Your instructions —
Out of the lines below, please list those that hold the string "Managed".

Saved entries:
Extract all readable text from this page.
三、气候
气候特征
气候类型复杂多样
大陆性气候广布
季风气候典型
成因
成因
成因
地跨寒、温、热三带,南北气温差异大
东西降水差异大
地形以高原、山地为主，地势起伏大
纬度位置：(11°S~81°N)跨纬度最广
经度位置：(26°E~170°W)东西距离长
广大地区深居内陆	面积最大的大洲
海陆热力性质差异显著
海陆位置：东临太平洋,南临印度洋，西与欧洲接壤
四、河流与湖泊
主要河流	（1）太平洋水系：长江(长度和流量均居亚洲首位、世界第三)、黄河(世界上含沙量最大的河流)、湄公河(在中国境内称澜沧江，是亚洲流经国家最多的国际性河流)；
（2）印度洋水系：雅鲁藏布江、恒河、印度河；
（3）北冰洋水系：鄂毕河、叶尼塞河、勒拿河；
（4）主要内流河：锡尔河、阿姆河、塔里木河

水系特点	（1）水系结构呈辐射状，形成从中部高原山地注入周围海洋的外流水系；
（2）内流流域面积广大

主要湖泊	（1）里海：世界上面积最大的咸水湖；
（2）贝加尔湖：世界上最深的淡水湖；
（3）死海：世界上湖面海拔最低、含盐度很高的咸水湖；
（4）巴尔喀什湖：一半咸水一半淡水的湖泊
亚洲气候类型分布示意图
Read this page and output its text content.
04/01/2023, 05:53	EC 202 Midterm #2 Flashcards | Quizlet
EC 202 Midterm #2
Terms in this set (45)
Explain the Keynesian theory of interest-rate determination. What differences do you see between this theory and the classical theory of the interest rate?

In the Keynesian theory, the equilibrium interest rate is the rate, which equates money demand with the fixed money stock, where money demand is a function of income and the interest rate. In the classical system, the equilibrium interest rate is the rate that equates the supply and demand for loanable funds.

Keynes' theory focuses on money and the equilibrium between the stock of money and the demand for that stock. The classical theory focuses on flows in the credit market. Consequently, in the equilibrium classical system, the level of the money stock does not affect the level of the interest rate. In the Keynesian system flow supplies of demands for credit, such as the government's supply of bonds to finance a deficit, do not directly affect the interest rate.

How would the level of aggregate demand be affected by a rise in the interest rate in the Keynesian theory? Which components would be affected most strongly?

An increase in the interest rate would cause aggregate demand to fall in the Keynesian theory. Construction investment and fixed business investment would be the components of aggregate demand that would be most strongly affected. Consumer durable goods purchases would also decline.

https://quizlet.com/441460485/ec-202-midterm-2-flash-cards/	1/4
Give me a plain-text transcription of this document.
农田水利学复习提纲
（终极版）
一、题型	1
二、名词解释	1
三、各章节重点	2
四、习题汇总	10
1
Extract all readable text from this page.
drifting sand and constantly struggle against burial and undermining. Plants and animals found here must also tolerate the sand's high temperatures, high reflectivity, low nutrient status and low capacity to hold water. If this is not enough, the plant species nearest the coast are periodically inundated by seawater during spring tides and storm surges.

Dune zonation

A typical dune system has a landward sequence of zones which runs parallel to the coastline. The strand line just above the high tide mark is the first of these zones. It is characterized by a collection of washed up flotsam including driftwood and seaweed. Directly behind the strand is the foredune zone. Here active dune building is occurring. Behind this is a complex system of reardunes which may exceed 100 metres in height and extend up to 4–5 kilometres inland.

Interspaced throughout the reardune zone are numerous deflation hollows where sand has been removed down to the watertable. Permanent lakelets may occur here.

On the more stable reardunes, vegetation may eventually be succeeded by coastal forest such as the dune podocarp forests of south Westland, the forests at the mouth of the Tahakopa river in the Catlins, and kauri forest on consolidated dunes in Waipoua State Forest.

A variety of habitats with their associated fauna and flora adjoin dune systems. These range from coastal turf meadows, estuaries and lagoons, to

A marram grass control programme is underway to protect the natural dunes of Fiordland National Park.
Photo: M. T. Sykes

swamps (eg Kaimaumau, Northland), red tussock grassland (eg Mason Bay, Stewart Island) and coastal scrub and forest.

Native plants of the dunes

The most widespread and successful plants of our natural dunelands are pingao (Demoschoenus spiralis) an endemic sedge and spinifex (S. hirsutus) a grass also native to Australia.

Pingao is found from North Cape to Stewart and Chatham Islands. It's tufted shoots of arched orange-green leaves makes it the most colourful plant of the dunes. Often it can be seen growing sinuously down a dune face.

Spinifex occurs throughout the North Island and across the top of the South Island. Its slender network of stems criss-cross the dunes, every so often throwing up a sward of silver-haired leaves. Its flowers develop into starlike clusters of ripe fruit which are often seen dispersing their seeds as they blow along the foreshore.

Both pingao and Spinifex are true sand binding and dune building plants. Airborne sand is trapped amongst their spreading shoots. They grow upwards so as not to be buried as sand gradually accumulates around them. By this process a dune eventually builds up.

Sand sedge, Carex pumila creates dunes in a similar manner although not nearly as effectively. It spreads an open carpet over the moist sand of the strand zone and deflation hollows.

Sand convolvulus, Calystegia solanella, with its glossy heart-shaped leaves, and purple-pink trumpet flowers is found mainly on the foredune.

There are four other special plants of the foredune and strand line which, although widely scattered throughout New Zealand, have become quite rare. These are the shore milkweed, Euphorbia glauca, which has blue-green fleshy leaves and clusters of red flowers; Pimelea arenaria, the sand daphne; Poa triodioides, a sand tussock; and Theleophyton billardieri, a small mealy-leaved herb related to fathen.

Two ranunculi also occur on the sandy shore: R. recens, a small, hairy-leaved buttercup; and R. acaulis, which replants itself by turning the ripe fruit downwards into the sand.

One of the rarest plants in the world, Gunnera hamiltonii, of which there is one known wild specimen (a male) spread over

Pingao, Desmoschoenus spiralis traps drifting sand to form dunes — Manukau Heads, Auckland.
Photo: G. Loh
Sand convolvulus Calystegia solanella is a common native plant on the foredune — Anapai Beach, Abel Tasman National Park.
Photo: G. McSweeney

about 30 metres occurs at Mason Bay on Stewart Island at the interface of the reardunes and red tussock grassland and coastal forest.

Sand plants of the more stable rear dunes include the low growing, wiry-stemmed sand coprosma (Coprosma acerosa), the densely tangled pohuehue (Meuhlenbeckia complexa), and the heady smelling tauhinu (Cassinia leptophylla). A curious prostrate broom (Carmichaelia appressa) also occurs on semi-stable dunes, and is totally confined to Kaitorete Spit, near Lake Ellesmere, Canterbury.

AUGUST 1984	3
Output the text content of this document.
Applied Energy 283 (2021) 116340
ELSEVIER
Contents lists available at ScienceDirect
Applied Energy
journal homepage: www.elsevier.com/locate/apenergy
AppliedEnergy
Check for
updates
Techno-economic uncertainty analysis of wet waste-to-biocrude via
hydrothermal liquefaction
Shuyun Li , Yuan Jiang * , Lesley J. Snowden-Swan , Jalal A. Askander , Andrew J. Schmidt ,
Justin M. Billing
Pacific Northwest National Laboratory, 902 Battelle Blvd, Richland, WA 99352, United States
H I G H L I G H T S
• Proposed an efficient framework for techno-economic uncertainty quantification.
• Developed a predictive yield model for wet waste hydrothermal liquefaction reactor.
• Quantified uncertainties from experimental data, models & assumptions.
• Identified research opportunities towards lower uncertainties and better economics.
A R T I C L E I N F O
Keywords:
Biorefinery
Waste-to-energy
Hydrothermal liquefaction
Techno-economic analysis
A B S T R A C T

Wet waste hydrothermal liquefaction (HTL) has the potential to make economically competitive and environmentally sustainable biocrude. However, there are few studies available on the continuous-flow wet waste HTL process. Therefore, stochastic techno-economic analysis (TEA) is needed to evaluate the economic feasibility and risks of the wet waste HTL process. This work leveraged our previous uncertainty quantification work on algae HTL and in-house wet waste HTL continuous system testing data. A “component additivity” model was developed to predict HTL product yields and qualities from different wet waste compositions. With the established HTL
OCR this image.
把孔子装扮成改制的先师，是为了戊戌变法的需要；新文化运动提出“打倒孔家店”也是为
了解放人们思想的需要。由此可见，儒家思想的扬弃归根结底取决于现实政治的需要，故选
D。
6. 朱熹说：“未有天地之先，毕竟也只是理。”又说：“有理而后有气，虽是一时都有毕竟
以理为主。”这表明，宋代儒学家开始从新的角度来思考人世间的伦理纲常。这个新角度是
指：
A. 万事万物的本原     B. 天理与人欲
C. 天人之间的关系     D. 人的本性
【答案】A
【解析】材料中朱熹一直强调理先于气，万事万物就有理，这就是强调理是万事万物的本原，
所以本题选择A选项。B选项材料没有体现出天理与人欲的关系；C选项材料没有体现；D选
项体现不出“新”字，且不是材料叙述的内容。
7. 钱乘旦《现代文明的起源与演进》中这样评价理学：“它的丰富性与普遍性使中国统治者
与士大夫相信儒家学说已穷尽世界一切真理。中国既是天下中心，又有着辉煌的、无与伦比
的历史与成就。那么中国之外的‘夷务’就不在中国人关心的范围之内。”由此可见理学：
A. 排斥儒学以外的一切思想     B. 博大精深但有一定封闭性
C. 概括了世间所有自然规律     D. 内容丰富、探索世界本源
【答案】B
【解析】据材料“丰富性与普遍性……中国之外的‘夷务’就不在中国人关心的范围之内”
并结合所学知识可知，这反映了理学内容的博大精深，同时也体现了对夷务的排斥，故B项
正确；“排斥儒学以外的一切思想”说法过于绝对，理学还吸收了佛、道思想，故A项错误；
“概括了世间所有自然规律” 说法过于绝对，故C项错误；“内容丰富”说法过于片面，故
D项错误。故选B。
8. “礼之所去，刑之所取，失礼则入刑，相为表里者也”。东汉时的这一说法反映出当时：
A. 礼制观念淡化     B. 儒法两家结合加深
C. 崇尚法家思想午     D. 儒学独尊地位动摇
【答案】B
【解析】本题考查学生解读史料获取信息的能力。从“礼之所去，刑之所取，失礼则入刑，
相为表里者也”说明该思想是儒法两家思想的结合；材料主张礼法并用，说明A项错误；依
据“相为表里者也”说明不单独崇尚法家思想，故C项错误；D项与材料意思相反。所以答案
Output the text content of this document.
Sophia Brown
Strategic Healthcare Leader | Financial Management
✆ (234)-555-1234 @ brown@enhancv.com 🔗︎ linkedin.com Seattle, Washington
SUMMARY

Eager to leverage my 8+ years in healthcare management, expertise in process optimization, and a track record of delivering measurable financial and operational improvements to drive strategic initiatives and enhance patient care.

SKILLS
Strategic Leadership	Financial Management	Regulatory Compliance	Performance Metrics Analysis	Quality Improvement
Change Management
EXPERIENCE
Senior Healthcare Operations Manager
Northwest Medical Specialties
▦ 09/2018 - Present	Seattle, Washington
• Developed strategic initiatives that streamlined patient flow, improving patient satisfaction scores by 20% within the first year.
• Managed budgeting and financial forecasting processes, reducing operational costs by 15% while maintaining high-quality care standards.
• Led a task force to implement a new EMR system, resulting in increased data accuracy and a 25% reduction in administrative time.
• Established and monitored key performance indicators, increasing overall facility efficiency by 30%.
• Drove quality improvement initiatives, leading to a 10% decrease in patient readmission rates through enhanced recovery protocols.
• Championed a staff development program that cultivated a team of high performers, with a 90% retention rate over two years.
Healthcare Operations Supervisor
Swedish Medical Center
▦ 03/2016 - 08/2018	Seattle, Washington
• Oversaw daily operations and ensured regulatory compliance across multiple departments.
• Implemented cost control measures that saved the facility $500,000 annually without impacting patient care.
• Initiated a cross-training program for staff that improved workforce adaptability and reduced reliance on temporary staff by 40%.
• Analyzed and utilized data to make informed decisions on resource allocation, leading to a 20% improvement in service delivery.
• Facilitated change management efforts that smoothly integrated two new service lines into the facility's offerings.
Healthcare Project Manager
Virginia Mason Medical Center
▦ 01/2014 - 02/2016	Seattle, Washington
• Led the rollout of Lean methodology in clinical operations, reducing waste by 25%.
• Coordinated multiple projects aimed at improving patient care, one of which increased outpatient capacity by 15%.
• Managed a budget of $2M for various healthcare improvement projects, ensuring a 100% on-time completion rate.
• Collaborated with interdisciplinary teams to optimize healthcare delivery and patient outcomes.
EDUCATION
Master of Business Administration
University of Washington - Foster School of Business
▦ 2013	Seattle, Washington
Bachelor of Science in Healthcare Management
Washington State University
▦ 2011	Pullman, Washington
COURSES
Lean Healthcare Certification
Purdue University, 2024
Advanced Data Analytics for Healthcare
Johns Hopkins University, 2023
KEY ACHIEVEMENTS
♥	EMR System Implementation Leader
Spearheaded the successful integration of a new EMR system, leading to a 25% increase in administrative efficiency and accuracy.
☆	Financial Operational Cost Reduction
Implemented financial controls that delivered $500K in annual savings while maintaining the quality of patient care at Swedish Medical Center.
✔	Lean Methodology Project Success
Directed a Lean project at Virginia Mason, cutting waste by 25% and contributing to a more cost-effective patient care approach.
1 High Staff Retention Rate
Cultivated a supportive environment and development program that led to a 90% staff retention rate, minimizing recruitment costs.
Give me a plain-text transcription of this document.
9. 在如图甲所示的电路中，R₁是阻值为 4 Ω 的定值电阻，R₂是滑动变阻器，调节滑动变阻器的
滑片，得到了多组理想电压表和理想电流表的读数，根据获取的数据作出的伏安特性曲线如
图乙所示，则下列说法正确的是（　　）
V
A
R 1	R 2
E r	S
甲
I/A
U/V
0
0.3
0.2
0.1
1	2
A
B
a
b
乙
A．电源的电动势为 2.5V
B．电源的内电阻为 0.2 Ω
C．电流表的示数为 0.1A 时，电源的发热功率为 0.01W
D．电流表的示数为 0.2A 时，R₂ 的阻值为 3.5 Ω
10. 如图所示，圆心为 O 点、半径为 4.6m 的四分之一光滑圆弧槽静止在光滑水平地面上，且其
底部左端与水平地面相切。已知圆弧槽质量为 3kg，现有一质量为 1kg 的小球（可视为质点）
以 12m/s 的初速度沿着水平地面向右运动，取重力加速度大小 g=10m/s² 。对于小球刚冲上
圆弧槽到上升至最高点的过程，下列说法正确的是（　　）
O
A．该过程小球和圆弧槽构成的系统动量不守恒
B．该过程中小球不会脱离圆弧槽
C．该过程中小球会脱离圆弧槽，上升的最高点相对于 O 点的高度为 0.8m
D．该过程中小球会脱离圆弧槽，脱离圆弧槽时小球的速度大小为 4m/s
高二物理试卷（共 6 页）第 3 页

Completed exercise —
• Managed budgeting and financial forecasting processes, reducing operational costs by 15% while maintaining high-quality care standards.
• Managed a budget of $2M for various healthcare improvement projects, ensuring a 100% on-time completion rate.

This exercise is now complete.